We first create labels for our visualization, perform the t-SNE calculations, and then visualize the t-SNE outputs.

data_formatted_tbl <- hr_subset_tbl %>%
    left_join(attrition_rate_tbl) %>%
    rename(Cluster = cluster) %>%
    mutate(MonthlyIncome = MonthlyIncome %>% scales::dollar()) %>%
    mutate(description = str_glue("Turnover = {Attrition}
   
                                  MaritalDesc = {MaritalStatus}
                                  Age = {Age}
                                  Job Role = {JobRole}
                                  Job Level {JobLevel}
                                  Overtime = {OverTime}
                                  Current Role Tenure = {YearsInCurrentRole}
                                  Professional Tenure = {TotalWorkingYears}
                                  Monthly Income = {MonthlyIncome}
                                 
                                  Cluster: {Cluster}
                                  Cluster Size: {Cluster_Size}
                                  Cluster Turnover Rate: {Cluster_Turnover_Rate}
                                  Cluster Turnover Count: {Turnover_Count}
                                 
                                  "))

## Joining, by = "cluster"

# map the clusters in 2 dimensional space using t-SNE
tsne_obj <- Rtsne(gower_dist, is_distance = TRUE)

tsne_tbl <- tsne_obj$Y %>%
  as_tibble() %>%
  setNames(c("X", "Y")) %>%
  bind_cols(data_formatted_tbl) %>%
  mutate(Cluster = Cluster %>% as_factor())

g <- tsne_tbl %>%
    ggplot(aes(x = X, y = Y, colour = Cluster)) +
    geom_point(aes(text = description))

## Warning: Ignoring unknown aesthetics: text

ggplotly(g)

Clusters

The plot allows us to graph our cluster analysis results in two dimensions, enabling end-users to visualize something that was previously code and concepts.

As suggested earlier by the average silhouette width metric (0.14), the grouping of the clusters is “serviceable”. There are some cases in each cluster that appear distant to the other cases in the cluster, but generally, the clusters appear to somewhat group together (Cluster 4 appears the weakest performer). On a practical note, it was reassuring that 80% of cases captured by Cluster 3 related to employee turnover, thereby enabling us to achieve our objective of better understanding attrition in this population.

* Data section *
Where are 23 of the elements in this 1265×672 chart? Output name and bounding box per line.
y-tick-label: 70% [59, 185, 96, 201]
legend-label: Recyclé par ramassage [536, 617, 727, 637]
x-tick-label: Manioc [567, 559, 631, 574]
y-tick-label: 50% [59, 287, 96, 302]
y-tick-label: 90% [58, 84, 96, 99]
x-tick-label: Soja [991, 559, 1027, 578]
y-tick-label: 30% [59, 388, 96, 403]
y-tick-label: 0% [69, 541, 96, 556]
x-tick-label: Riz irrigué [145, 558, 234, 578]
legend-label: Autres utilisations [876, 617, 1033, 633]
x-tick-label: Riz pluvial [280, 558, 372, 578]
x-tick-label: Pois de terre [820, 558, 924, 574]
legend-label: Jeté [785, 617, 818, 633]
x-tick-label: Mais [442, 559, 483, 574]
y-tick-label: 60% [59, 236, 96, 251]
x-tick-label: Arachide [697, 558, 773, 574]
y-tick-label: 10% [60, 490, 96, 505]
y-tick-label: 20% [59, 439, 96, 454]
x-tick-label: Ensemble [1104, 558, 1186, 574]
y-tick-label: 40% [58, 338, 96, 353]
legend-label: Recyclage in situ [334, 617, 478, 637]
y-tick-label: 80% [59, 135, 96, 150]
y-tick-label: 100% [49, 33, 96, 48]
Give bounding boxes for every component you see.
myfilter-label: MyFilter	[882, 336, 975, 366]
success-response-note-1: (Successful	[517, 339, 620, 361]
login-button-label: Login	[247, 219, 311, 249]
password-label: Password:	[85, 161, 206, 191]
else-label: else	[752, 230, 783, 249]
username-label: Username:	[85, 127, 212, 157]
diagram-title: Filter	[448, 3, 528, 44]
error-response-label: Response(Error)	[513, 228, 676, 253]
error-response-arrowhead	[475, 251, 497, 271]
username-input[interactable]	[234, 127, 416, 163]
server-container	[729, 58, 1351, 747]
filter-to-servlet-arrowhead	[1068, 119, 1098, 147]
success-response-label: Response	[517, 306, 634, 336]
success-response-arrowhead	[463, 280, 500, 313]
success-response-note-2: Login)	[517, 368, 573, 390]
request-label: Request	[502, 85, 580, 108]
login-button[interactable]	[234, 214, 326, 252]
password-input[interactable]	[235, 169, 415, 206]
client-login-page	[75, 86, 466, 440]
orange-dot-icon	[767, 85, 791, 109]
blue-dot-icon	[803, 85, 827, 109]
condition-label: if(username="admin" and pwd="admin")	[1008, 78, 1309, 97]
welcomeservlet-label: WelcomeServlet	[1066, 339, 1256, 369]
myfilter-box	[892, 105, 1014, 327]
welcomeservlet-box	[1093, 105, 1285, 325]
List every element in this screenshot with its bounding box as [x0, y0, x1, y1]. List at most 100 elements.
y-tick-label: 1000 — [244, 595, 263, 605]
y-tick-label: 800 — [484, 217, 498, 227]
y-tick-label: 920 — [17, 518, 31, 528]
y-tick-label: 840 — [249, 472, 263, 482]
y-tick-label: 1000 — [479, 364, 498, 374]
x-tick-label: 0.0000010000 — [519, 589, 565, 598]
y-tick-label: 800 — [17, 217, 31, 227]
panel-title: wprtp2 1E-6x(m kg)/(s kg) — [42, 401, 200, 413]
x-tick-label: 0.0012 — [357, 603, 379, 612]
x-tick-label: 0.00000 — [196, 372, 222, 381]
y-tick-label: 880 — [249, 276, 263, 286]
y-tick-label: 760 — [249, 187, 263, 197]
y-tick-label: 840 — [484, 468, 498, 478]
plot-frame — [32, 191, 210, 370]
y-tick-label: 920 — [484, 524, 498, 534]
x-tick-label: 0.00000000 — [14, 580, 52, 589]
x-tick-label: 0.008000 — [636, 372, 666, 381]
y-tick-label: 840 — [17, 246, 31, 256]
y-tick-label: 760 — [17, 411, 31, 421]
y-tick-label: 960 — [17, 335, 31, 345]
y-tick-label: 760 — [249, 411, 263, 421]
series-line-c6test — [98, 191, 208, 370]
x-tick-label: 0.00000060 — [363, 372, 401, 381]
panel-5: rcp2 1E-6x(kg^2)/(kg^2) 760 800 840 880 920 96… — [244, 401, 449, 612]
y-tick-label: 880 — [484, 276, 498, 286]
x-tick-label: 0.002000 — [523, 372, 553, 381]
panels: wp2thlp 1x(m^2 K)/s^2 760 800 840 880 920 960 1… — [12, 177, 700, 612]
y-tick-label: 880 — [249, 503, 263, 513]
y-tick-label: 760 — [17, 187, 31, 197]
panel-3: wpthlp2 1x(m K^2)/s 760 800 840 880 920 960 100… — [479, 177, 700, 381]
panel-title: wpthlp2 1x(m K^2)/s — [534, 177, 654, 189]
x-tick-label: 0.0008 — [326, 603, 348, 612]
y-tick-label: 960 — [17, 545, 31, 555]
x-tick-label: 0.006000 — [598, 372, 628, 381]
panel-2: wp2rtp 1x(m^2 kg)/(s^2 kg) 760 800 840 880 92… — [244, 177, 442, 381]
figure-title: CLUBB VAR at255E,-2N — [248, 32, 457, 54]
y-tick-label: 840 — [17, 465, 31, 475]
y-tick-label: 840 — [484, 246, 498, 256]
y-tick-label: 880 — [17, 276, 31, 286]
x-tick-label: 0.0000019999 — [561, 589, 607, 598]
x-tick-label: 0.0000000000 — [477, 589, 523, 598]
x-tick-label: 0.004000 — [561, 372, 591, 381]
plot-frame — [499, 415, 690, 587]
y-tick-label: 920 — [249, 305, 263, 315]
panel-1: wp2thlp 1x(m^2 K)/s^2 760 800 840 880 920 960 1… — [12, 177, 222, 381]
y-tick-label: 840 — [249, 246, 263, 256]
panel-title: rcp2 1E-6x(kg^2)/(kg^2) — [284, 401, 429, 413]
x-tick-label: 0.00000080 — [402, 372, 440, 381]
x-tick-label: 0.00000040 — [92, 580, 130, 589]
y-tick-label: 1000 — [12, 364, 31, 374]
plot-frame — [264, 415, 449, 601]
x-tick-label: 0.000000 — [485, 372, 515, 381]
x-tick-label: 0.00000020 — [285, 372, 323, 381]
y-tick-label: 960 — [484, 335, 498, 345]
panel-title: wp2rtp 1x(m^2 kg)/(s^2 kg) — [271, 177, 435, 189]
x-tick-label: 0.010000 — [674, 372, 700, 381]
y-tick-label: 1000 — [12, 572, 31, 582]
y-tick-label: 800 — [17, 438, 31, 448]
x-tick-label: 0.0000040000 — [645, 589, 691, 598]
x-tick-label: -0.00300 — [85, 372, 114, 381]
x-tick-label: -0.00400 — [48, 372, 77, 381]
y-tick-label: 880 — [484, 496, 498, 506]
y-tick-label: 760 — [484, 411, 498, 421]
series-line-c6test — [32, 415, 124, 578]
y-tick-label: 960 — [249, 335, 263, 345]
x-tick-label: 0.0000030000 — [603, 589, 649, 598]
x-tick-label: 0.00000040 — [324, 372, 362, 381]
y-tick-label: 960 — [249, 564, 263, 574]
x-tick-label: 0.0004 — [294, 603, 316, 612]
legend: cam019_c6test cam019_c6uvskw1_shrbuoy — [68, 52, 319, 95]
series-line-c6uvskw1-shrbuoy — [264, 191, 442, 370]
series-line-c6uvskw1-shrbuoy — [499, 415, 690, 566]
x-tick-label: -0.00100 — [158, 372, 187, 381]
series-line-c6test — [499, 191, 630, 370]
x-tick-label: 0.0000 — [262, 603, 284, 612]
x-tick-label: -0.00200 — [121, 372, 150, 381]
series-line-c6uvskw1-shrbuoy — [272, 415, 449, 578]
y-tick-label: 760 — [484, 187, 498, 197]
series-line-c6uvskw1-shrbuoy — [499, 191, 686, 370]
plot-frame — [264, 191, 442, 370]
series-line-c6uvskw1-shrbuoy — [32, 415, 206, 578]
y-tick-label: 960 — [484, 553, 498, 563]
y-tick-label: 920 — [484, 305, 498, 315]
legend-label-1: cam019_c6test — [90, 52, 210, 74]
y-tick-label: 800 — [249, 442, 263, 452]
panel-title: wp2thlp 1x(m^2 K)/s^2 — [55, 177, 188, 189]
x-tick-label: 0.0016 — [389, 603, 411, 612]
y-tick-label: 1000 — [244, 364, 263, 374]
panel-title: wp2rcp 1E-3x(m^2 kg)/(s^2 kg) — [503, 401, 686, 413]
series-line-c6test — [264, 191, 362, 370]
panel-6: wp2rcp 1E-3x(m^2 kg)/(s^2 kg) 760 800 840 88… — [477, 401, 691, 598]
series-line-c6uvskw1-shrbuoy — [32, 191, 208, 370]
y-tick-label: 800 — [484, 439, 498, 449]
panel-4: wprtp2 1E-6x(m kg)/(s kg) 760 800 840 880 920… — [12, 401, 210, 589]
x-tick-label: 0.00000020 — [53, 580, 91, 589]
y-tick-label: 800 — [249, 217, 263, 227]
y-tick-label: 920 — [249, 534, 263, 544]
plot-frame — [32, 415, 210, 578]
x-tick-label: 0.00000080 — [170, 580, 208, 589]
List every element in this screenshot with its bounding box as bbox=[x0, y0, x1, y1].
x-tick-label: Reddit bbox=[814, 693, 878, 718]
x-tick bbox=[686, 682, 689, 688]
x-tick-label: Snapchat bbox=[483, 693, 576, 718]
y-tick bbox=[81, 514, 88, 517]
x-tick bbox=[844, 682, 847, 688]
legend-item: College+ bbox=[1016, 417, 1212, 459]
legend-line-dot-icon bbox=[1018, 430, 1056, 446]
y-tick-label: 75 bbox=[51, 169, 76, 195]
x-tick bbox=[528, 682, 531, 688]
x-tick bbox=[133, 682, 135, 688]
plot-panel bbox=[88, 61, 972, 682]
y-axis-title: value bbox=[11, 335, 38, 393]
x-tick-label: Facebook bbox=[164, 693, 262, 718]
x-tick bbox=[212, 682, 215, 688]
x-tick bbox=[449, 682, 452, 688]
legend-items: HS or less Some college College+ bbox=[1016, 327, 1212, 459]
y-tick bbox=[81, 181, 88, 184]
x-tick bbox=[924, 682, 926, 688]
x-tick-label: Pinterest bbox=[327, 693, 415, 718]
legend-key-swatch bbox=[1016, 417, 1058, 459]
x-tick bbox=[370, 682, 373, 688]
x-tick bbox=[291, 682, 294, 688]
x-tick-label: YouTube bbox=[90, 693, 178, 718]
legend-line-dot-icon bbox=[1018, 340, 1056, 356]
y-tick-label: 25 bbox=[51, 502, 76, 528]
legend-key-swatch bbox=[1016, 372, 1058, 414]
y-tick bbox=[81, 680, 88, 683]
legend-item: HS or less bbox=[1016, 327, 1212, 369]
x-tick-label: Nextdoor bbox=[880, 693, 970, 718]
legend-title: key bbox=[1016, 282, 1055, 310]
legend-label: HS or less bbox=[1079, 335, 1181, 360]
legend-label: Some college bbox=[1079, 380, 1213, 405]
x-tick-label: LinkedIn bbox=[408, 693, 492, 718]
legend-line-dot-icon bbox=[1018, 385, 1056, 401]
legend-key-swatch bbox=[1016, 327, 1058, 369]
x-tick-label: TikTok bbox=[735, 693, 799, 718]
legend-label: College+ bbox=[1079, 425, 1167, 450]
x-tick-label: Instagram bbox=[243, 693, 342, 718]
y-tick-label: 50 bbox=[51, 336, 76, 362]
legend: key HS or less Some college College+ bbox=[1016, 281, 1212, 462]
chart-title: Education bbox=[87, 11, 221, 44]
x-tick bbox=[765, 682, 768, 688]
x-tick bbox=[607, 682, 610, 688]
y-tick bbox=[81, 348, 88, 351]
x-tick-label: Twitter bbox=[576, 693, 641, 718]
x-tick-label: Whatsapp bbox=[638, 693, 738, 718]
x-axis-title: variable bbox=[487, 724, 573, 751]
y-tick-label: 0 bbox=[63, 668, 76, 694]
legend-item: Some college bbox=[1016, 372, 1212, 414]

* Questions *
1) Answer these about the t-SNE clustering text:
(a) Which function is called to compute the t-SNE mapping?
(b) What average silhouette width is cited?
(c) What share of the cases captured by Cluster 3 related to employee turnover?
2) How would you render this sentence from the t-SNE clustering text in Spanish: "The plot allows us to graph our cluster analysis results in two dimensions, enabling end-users to visualize something that was previously code and concepts."

* Solutions *
1)
(a) Rtsne
(b) 0.14
(c) 80%

2) El gráfico nos permite representar los resultados de nuestro análisis de clústeres en dos dimensiones, lo que permite a los usuarios finales visualizar algo que antes eran código y conceptos.